TASK BRIEF:
Your task is to restate the data word for word.
::: INFORMATION GIVEN :::
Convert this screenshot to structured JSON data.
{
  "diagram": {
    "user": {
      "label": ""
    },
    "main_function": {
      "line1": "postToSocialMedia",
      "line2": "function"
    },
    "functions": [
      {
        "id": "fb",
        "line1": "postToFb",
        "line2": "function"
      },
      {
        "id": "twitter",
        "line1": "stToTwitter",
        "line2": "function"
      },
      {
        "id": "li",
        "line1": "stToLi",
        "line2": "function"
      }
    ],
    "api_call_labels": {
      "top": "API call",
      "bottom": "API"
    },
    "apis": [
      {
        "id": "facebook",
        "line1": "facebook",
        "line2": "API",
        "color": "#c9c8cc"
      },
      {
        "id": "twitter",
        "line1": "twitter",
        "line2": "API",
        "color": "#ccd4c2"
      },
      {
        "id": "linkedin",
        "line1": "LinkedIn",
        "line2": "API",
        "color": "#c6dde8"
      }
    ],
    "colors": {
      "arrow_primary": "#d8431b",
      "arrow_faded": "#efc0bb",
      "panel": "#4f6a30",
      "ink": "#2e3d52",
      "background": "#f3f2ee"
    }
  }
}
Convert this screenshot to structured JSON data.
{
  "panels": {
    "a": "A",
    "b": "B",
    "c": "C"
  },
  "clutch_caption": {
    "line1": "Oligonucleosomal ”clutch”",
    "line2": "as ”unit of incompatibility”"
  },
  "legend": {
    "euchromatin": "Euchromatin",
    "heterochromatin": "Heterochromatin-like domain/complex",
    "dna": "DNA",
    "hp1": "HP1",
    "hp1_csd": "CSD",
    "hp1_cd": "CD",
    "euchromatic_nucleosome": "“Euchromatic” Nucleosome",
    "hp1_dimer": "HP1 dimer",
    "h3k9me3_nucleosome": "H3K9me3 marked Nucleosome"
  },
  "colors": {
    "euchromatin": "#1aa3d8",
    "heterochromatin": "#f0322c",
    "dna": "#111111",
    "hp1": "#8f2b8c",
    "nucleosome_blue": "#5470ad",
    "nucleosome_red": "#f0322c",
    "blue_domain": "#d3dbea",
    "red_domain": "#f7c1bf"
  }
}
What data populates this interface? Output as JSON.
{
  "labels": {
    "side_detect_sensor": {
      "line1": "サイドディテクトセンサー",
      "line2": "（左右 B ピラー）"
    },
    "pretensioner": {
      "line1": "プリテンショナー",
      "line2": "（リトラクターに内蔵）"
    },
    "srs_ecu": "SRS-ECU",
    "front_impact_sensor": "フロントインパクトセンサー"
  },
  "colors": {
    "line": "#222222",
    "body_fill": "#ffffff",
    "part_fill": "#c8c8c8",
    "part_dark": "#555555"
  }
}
:::
TASK SOLUTION:
Convert this screenshot to structured JSON data.
{
  "diagram": {
    "user": {
      "label": ""
    },
    "main_function": {
      "line1": "postToSocialMedia",
      "line2": "function"
    },
    "functions": [
      {
        "id": "fb",
        "line1": "postToFb",
        "line2": "function"
      },
      {
        "id": "twitter",
        "line1": "stToTwitter",
        "line2": "function"
      },
      {
        "id": "li",
        "line1": "stToLi",
        "line2": "function"
      }
    ],
    "api_call_labels": {
      "top": "API call",
      "bottom": "API"
    },
    "apis": [
      {
        "id": "facebook",
        "line1": "facebook",
        "line2": "API",
        "color": "#c9c8cc"
      },
      {
        "id": "twitter",
        "line1": "twitter",
        "line2": "API",
        "color": "#ccd4c2"
      },
      {
        "id": "linkedin",
        "line1": "LinkedIn",
        "line2": "API",
        "color": "#c6dde8"
      }
    ],
    "colors": {
      "arrow_primary": "#d8431b",
      "arrow_faded": "#efc0bb",
      "panel": "#4f6a30",
      "ink": "#2e3d52",
      "background": "#f3f2ee"
    }
  }
}
Convert this screenshot to structured JSON data.
{
  "panels": {
    "a": "A",
    "b": "B",
    "c": "C"
  },
  "clutch_caption": {
    "line1": "Oligonucleosomal ”clutch”",
    "line2": "as ”unit of incompatibility”"
  },
  "legend": {
    "euchromatin": "Euchromatin",
    "heterochromatin": "Heterochromatin-like domain/complex",
    "dna": "DNA",
    "hp1": "HP1",
    "hp1_csd": "CSD",
    "hp1_cd": "CD",
    "euchromatic_nucleosome": "“Euchromatic” Nucleosome",
    "hp1_dimer": "HP1 dimer",
    "h3k9me3_nucleosome": "H3K9me3 marked Nucleosome"
  },
  "colors": {
    "euchromatin": "#1aa3d8",
    "heterochromatin": "#f0322c",
    "dna": "#111111",
    "hp1": "#8f2b8c",
    "nucleosome_blue": "#5470ad",
    "nucleosome_red": "#f0322c",
    "blue_domain": "#d3dbea",
    "red_domain": "#f7c1bf"
  }
}
What data populates this interface? Output as JSON.
{
  "labels": {
    "side_detect_sensor": {
      "line1": "サイドディテクトセンサー",
      "line2": "（左右 B ピラー）"
    },
    "pretensioner": {
      "line1": "プリテンショナー",
      "line2": "（リトラクターに内蔵）"
    },
    "srs_ecu": "SRS-ECU",
    "front_impact_sensor": "フロントインパクトセンサー"
  },
  "colors": {
    "line": "#222222",
    "body_fill": "#ffffff",
    "part_fill": "#c8c8c8",
    "part_dark": "#555555"
  }
}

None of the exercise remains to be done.